Keep only the lines of the data below that contain "JSON", and copy them.
===== Provided data =====
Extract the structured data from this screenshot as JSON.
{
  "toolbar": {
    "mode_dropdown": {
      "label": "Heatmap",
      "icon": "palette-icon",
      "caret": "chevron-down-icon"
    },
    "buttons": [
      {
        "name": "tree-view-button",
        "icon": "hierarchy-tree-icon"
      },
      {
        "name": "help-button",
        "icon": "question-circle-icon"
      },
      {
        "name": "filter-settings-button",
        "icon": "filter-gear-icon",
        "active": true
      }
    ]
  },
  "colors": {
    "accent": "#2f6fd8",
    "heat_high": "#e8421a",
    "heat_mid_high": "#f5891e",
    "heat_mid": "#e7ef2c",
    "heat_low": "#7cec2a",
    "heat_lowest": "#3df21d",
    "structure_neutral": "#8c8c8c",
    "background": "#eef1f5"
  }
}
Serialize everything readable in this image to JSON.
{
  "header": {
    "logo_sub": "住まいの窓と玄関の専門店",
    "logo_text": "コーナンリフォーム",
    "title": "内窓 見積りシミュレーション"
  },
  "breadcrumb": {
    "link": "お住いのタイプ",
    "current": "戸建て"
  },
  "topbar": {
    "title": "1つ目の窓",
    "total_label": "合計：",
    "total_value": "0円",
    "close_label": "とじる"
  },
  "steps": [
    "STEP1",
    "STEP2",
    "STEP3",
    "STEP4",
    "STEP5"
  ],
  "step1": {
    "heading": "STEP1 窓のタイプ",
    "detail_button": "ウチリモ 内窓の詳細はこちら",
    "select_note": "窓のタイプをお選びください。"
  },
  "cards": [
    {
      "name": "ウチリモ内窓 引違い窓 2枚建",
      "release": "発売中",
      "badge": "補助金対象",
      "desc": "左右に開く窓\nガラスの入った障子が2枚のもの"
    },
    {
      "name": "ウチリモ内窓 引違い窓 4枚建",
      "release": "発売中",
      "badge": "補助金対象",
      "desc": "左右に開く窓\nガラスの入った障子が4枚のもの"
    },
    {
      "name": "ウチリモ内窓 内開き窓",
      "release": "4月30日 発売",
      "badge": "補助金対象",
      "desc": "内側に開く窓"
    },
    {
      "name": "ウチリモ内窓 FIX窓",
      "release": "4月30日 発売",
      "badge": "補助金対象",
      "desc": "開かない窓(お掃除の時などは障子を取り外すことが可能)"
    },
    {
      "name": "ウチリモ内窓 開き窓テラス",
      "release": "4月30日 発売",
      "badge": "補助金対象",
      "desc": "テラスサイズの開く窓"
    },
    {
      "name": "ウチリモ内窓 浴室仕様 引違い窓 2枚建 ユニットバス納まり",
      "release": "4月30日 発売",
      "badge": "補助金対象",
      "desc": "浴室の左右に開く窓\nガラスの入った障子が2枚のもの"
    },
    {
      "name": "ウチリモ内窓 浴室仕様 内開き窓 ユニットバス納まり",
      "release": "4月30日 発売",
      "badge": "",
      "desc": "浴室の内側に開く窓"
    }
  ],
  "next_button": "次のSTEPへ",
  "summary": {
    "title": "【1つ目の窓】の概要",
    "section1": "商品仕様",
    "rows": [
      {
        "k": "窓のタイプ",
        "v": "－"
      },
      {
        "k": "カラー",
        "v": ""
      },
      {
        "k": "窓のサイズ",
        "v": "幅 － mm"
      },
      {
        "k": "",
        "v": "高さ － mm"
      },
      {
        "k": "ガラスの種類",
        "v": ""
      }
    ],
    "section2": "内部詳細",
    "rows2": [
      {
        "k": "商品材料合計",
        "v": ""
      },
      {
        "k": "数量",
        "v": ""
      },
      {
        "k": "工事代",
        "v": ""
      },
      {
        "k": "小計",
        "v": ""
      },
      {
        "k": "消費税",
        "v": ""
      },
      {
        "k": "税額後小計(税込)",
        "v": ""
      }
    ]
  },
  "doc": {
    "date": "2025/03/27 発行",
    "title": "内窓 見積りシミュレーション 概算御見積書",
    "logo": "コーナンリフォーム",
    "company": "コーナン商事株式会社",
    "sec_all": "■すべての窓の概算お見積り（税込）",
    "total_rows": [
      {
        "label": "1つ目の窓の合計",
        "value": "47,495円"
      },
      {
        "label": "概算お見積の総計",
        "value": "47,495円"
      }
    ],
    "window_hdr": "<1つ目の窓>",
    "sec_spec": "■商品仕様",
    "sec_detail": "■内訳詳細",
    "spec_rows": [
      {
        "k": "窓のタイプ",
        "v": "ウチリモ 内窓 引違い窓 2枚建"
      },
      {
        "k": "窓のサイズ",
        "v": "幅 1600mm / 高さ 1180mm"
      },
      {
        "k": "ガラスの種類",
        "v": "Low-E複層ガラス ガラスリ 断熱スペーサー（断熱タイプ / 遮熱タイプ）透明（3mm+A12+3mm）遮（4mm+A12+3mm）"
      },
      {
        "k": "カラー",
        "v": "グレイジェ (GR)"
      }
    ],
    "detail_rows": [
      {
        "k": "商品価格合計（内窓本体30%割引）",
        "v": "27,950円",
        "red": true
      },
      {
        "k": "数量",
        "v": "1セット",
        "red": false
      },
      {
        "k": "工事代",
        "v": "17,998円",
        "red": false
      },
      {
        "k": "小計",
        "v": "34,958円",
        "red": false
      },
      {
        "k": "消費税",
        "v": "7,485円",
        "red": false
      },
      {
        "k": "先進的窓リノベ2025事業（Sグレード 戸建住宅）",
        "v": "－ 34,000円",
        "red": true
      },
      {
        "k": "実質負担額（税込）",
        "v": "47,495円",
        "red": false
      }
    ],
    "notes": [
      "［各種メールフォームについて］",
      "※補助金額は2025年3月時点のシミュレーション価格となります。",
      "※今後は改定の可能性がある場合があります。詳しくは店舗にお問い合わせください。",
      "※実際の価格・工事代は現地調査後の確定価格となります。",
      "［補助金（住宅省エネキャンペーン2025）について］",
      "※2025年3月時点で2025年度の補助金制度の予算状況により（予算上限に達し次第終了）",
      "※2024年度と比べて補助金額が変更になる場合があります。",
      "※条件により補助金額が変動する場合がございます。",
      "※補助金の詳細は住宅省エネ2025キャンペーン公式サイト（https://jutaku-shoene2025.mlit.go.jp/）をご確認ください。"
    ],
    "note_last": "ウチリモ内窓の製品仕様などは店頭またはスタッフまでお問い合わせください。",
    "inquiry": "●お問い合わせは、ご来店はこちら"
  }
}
=====
§ Result:
Extract the structured data from this screenshot as JSON.
Serialize everything readable in this image to JSON.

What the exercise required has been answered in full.